***** Extracted data *****

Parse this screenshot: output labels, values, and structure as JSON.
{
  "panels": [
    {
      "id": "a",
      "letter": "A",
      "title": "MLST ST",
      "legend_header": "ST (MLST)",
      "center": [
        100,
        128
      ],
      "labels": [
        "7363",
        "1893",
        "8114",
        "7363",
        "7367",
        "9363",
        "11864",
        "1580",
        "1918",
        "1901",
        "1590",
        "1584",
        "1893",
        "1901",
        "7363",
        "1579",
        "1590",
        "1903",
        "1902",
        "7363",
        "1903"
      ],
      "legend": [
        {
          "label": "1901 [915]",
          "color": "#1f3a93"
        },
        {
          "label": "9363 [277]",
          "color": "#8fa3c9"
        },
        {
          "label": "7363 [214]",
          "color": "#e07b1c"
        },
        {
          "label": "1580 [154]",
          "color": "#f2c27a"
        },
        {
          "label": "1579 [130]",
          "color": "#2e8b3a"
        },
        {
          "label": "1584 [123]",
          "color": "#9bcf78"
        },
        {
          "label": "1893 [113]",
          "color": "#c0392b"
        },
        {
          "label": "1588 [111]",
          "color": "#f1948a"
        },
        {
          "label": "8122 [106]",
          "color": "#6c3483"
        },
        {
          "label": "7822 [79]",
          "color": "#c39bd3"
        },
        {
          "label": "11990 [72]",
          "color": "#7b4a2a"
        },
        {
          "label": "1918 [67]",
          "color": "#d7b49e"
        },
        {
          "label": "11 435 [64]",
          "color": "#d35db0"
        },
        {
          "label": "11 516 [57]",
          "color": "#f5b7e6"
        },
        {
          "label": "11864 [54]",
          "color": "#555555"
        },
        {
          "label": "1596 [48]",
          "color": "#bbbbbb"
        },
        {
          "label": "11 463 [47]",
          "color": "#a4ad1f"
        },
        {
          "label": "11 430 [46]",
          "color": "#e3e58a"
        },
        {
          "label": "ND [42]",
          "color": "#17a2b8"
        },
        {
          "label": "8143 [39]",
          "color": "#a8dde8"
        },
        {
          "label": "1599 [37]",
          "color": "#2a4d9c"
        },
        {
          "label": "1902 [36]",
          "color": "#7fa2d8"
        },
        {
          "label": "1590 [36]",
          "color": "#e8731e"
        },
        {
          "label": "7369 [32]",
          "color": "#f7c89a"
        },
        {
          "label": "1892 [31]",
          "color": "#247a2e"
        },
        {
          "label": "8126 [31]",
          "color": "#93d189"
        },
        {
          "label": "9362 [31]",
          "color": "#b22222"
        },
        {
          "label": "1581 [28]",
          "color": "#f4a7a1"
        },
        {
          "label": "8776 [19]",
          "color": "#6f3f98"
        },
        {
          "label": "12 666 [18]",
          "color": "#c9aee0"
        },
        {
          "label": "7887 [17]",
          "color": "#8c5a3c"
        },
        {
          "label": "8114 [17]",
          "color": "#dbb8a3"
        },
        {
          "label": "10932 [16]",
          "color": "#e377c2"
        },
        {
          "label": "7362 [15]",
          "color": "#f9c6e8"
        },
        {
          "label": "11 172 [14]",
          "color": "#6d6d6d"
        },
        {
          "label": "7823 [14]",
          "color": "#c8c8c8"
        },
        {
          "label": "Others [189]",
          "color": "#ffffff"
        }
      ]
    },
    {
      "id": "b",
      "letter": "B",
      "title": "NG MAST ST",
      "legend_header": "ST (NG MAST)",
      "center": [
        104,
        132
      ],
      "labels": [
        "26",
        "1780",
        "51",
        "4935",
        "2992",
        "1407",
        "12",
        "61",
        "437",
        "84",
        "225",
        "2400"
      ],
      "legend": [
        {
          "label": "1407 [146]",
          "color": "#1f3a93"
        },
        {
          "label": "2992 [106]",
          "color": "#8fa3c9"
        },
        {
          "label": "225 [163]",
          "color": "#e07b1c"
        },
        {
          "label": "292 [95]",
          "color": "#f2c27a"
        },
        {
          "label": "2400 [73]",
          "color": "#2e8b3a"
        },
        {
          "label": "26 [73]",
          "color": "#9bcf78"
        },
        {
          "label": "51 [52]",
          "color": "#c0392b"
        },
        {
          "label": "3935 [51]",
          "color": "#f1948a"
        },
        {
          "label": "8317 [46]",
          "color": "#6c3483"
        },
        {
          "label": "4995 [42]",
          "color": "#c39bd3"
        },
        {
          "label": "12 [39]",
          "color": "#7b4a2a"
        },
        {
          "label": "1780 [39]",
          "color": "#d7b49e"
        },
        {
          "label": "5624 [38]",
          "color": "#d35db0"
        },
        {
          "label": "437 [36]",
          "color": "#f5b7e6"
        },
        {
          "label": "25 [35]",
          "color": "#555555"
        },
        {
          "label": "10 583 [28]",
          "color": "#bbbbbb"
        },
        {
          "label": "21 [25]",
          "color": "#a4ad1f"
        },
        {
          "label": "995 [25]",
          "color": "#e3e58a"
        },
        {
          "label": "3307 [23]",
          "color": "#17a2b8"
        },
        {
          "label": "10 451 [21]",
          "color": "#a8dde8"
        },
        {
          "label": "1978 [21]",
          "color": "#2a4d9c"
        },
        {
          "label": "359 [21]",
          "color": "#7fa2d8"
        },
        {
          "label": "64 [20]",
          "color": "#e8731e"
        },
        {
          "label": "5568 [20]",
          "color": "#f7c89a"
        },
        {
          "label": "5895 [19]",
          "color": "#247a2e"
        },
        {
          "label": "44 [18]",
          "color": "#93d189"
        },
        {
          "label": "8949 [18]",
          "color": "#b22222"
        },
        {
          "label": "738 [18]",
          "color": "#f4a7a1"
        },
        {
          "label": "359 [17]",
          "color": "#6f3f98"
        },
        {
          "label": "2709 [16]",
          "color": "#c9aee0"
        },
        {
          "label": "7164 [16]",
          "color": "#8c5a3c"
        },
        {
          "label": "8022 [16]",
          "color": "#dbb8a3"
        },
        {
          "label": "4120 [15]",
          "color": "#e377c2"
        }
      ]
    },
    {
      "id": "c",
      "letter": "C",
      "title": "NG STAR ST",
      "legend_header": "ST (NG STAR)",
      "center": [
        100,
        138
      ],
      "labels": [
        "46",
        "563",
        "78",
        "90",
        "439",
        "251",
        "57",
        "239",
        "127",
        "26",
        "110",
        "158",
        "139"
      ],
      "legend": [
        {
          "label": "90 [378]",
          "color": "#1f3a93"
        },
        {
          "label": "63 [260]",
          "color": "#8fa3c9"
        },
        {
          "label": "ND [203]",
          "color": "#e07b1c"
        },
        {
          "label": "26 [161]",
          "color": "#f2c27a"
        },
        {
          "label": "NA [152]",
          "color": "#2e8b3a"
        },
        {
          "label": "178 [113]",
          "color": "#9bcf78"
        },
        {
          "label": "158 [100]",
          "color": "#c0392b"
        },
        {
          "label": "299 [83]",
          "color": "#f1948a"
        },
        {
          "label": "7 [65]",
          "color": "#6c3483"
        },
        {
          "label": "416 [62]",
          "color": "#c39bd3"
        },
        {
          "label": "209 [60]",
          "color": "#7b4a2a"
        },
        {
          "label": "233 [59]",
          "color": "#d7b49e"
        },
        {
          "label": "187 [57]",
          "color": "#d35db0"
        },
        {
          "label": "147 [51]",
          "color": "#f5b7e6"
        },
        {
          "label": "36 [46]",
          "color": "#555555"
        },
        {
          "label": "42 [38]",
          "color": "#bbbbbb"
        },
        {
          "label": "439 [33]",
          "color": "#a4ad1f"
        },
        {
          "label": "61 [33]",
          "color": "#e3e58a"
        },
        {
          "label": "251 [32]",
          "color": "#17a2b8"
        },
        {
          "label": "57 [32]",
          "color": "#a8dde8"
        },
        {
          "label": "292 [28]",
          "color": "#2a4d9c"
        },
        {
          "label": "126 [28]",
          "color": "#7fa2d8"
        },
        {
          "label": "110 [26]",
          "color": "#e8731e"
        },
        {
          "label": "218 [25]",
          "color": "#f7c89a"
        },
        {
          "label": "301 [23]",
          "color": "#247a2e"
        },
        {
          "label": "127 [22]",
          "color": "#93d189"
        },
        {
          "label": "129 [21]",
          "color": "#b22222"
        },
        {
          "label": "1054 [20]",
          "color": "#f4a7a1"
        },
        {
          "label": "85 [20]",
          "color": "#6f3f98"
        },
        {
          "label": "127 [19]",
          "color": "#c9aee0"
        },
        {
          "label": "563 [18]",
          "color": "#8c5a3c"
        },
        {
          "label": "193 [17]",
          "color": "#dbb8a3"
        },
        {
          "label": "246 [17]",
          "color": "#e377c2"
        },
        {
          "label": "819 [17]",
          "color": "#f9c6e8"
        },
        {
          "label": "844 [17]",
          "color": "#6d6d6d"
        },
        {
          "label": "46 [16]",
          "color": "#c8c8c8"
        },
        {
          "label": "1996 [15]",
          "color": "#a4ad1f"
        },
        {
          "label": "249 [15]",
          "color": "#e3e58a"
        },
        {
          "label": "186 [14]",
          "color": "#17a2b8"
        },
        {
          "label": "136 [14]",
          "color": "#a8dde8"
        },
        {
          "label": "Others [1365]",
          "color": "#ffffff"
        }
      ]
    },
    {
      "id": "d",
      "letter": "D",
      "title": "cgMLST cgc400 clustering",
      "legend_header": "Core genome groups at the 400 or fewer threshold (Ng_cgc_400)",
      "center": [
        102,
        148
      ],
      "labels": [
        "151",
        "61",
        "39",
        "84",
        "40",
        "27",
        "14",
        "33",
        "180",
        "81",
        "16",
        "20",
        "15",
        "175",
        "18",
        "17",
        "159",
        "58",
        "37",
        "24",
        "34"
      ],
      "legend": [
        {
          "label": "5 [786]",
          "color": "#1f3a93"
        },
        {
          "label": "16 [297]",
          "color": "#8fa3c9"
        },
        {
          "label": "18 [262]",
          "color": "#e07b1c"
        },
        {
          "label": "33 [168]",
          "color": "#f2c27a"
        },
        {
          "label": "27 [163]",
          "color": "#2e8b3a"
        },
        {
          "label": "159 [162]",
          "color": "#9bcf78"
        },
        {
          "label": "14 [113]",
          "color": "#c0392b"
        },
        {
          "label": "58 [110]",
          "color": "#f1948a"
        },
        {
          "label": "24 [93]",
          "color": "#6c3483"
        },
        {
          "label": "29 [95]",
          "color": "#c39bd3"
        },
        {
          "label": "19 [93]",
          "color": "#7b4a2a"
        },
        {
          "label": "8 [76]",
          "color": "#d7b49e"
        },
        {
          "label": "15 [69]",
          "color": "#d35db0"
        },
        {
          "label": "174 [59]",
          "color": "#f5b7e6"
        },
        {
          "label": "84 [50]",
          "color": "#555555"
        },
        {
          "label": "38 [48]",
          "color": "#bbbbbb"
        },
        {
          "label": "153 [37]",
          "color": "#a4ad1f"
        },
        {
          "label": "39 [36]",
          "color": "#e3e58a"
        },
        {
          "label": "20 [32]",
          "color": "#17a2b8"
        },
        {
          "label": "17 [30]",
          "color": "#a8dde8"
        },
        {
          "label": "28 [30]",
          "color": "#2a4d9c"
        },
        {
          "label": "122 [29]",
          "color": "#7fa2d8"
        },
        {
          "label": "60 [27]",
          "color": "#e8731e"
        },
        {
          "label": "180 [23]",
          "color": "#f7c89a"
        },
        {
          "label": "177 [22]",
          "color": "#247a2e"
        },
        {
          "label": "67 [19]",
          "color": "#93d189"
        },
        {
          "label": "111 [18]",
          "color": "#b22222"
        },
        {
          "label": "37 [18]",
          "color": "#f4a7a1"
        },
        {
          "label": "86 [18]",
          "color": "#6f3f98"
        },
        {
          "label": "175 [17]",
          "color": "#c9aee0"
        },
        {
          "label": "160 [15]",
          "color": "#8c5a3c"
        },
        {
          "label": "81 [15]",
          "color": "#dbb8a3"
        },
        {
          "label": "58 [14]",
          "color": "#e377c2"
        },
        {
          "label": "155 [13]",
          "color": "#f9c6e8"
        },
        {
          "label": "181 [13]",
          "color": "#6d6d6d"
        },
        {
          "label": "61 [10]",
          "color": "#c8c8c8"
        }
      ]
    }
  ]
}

*****

**Activity**
Check each line above for the string "MAST" and copy those that have it.

**Solution for this problem**
      "title": "NG MAST ST",
      "legend_header": "ST (NG MAST)",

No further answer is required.